* What you have to do *
Gather all lines with "verbs" from the records.

[Data entries]
┄┄┄┄┄┄
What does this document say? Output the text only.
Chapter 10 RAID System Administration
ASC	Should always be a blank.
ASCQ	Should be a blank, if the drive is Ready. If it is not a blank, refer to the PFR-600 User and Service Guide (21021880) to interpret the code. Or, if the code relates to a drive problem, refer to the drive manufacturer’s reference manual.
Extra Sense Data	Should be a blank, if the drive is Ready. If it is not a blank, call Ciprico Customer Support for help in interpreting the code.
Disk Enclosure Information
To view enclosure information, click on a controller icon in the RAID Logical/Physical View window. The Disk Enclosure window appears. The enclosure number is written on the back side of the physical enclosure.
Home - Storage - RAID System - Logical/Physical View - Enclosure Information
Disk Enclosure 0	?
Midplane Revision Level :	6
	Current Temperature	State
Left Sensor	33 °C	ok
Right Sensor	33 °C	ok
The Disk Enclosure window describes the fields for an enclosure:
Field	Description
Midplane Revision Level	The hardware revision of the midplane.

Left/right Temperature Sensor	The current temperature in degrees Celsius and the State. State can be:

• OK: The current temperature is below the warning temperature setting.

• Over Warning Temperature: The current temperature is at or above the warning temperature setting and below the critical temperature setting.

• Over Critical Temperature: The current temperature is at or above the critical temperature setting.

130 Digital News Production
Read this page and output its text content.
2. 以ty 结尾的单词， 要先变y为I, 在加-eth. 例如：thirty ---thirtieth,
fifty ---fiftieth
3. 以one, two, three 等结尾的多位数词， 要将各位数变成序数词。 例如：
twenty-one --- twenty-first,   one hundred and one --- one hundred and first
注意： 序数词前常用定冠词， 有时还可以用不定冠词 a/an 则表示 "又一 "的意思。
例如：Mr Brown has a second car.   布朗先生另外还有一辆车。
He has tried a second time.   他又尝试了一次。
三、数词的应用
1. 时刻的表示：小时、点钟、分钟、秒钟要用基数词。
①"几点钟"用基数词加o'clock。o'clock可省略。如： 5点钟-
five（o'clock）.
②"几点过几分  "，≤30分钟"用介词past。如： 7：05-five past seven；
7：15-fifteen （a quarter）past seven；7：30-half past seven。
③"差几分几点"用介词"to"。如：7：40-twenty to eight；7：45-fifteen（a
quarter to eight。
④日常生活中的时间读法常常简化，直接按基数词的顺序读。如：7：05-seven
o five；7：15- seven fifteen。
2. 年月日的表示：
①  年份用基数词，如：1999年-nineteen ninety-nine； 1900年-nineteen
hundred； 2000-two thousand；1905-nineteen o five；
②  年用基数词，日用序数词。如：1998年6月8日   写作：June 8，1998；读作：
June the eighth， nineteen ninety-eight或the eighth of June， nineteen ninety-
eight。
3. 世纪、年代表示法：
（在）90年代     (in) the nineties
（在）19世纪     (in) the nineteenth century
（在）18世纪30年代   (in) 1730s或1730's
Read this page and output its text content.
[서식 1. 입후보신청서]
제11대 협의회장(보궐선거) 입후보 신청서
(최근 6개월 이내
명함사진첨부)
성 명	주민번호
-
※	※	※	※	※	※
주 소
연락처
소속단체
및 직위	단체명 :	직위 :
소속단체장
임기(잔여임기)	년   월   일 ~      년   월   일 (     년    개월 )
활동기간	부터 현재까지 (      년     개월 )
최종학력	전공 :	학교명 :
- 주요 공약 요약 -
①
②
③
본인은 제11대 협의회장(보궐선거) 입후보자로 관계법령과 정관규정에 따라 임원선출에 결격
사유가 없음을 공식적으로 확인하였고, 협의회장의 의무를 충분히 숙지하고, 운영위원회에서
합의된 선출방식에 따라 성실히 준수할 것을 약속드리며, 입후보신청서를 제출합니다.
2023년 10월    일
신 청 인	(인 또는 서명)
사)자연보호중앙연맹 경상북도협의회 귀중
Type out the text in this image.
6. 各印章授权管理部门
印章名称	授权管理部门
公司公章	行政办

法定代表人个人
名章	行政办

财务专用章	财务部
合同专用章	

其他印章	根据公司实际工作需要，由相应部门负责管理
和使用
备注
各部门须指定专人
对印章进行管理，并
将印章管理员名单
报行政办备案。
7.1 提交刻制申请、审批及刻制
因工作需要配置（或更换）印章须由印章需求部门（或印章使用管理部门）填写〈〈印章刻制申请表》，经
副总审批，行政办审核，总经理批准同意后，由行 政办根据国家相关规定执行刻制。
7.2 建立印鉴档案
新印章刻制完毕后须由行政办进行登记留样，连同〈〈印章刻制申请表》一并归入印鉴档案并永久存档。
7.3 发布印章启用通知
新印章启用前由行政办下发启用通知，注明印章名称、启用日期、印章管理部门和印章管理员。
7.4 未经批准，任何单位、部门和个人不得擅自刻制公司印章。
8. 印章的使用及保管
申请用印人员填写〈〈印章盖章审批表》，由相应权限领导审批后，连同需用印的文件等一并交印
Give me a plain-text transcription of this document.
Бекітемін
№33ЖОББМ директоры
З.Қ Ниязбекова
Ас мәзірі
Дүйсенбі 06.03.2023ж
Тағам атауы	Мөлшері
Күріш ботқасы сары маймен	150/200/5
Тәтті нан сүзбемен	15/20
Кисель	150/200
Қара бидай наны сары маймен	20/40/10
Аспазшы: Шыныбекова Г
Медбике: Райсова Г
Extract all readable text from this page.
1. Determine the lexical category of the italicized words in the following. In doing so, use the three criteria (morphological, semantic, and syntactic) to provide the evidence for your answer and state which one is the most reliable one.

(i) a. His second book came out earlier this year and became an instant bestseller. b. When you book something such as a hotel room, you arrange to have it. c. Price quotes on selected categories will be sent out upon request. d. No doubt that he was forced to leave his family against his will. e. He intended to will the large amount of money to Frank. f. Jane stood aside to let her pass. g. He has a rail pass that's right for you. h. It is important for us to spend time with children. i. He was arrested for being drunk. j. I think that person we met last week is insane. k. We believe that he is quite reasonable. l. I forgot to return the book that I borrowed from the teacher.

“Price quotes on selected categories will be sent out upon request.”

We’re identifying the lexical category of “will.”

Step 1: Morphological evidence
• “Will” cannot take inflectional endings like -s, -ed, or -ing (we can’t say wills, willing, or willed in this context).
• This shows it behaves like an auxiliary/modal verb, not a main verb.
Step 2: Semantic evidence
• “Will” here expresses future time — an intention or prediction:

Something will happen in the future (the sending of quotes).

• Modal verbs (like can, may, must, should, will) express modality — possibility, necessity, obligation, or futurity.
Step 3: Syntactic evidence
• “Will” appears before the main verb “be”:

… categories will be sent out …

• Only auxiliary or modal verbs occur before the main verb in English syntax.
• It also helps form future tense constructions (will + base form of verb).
┄┄┄┄┄┄
* Completed exercise *
• Modal verbs (like can, may, must, should, will) express modality — possibility, necessity, obligation, or futurity.
• Only auxiliary or modal verbs occur before the main verb in English syntax.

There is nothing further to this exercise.